Entries from a dataset
start

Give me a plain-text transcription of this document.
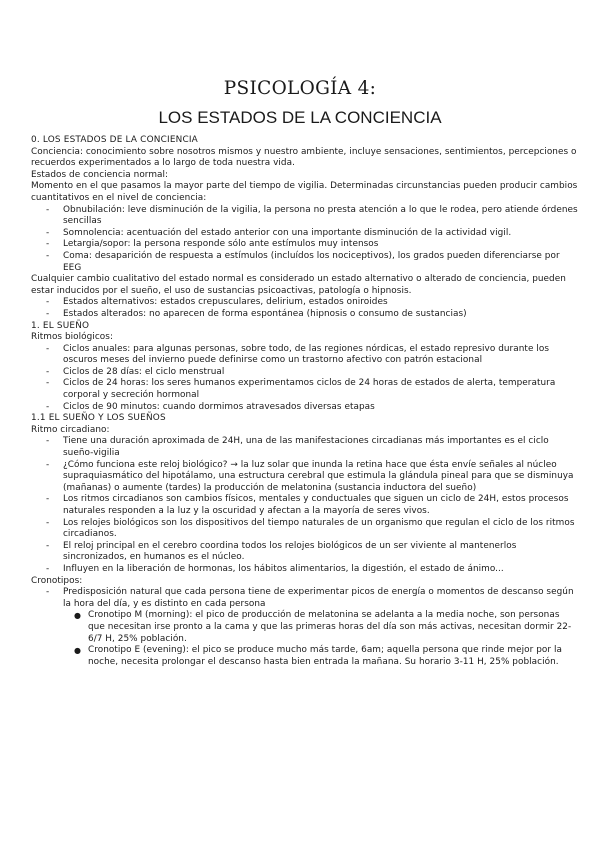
PSICOLOGÍA 4:
LOS ESTADOS DE LA CONCIENCIA

0. LOS ESTADOS DE LA CONCIENCIA

Conciencia: conocimiento sobre nosotros mismos y nuestro ambiente, incluye sensaciones, sentimientos, percepciones o recuerdos experimentados a lo largo de toda nuestra vida.

Estados de conciencia normal:

Momento en el que pasamos la mayor parte del tiempo de vigilia. Determinadas circunstancias pueden producir cambios cuantitativos en el nivel de conciencia:

- Obnubilación: leve disminución de la vigilia, la persona no presta atención a lo que le rodea, pero atiende órdenes sencillas
- Somnolencia: acentuación del estado anterior con una importante disminución de la actividad vigil.
- Letargia/sopor: la persona responde sólo ante estímulos muy intensos
- Coma: desaparición de respuesta a estímulos (incluídos los nociceptivos), los grados pueden diferenciarse por EEG

Cualquier cambio cualitativo del estado normal es considerado un estado alternativo o alterado de conciencia, pueden estar inducidos por el sueño, el uso de sustancias psicoactivas, patología o hipnosis.

- Estados alternativos: estados crepusculares, delirium, estados oniroides
- Estados alterados: no aparecen de forma espontánea (hipnosis o consumo de sustancias)

1. EL SUEÑO

Ritmos biológicos:

- Ciclos anuales: para algunas personas, sobre todo, de las regiones nórdicas, el estado represivo durante los oscuros meses del invierno puede definirse como un trastorno afectivo con patrón estacional
- Ciclos de 28 días: el ciclo menstrual
- Ciclos de 24 horas: los seres humanos experimentamos ciclos de 24 horas de estados de alerta, temperatura corporal y secreción hormonal
- Ciclos de 90 minutos: cuando dormimos atravesados diversas etapas

1.1 EL SUEÑO Y LOS SUEÑOS

Ritmo circadiano:

- Tiene una duración aproximada de 24H, una de las manifestaciones circadianas más importantes es el ciclo sueño-vigilia
- ¿Cómo funciona este reloj biológico? → la luz solar que inunda la retina hace que ésta envíe señales al núcleo supraquiasmático del hipotálamo, una estructura cerebral que estimula la glándula pineal para que se disminuya (mañanas) o aumente (tardes) la producción de melatonina (sustancia inductora del sueño)
- Los ritmos circadianos son cambios físicos, mentales y conductuales que siguen un ciclo de 24H, estos procesos naturales responden a la luz y la oscuridad y afectan a la mayoría de seres vivos.
- Los relojes biológicos son los dispositivos del tiempo naturales de un organismo que regulan el ciclo de los ritmos circadianos.
- El reloj principal en el cerebro coordina todos los relojes biológicos de un ser viviente al mantenerlos sincronizados, en humanos es el núcleo.
- Influyen en la liberación de hormonas, los hábitos alimentarios, la digestión, el estado de ánimo...

Cronotipos:

- Predisposición natural que cada persona tiene de experimentar picos de energía o momentos de descanso según la hora del día, y es distinto en cada persona
● Cronotipo M (morning): el pico de producción de melatonina se adelanta a la media noche, son personas que necesitan irse pronto a la cama y que las primeras horas del día son más activas, necesitan dormir 22-6/7 H, 25% población.
● Cronotipo E (evening): el pico se produce mucho más tarde, 6am; aquella persona que rinde mejor por la noche, necesita prolongar el descanso hasta bien entrada la mañana. Su horario 3-11 H, 25% población.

end

# Problem
In the records shown above, how many lines include the word "horas"? Answer with the number only.

# Answer to this problem
2